What you need to do: Rewrite the data from the line with "post-article: agosto 13, 2021" up to and including the line with "share-facebook-button[interactable] bbox=[554, 387, 570, 403]", changing "Welcome to WordPress" to "Welcome to the site" and keeping everything else the same. Return only those lines.

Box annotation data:

■ ■ ■

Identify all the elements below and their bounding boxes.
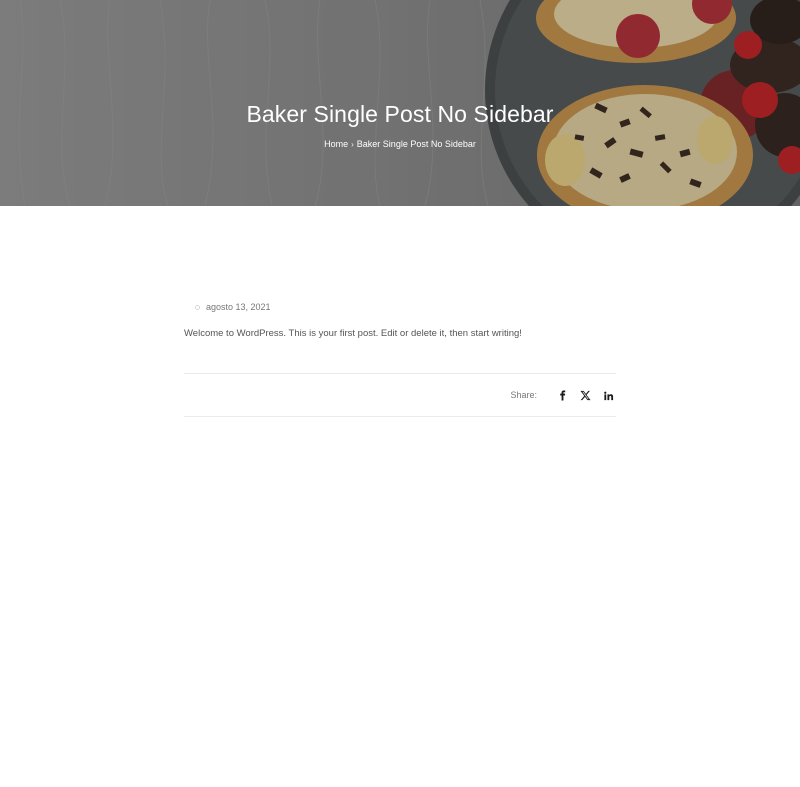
post-article: agosto 13, 2021 Welcome to WordPress. Th… bbox=[184, 300, 616, 351]
breadcrumb-home-link[interactable]: Home bbox=[324, 139, 348, 149]
breadcrumb: Home › Baker Single Post No Sidebar bbox=[0, 139, 800, 149]
share-facebook-button[interactable] bbox=[554, 387, 570, 403]
breadcrumb-current: Baker Single Post No Sidebar bbox=[356, 139, 476, 149]
post-meta: agosto 13, 2021 bbox=[184, 300, 616, 314]
facebook-icon bbox=[559, 389, 565, 401]
linkedin-icon bbox=[603, 391, 613, 400]
clock-icon bbox=[188, 302, 206, 316]
post-date-link[interactable]: agosto 13, 2021 bbox=[206, 302, 271, 312]
page-title: Baker Single Post No Sidebar bbox=[246, 101, 554, 127]
share-label: Share: bbox=[510, 390, 537, 400]
share-bar: Share: bbox=[184, 373, 616, 417]
page-hero: Baker Single Post No Sidebar Home › Baker … bbox=[0, 0, 800, 206]
hero-content: Baker Single Post No Sidebar Home › Baker … bbox=[0, 0, 800, 206]
post-body-text: Welcome to WordPress. This is your first… bbox=[184, 328, 522, 339]
x-twitter-icon bbox=[579, 390, 591, 400]
breadcrumb-separator-icon: › bbox=[351, 140, 354, 149]
share-x-button[interactable] bbox=[577, 387, 593, 403]
share-links: Share: bbox=[510, 374, 616, 416]
share-linkedin-button[interactable] bbox=[600, 387, 616, 403]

■ ■ ■

Result:
post-article: agosto 13, 2021 Welcome to the site. Th… bbox=[184, 300, 616, 351]
breadcrumb-home-link[interactable]: Home bbox=[324, 139, 348, 149]
breadcrumb: Home › Baker Single Post No Sidebar bbox=[0, 139, 800, 149]
share-facebook-button[interactable] bbox=[554, 387, 570, 403]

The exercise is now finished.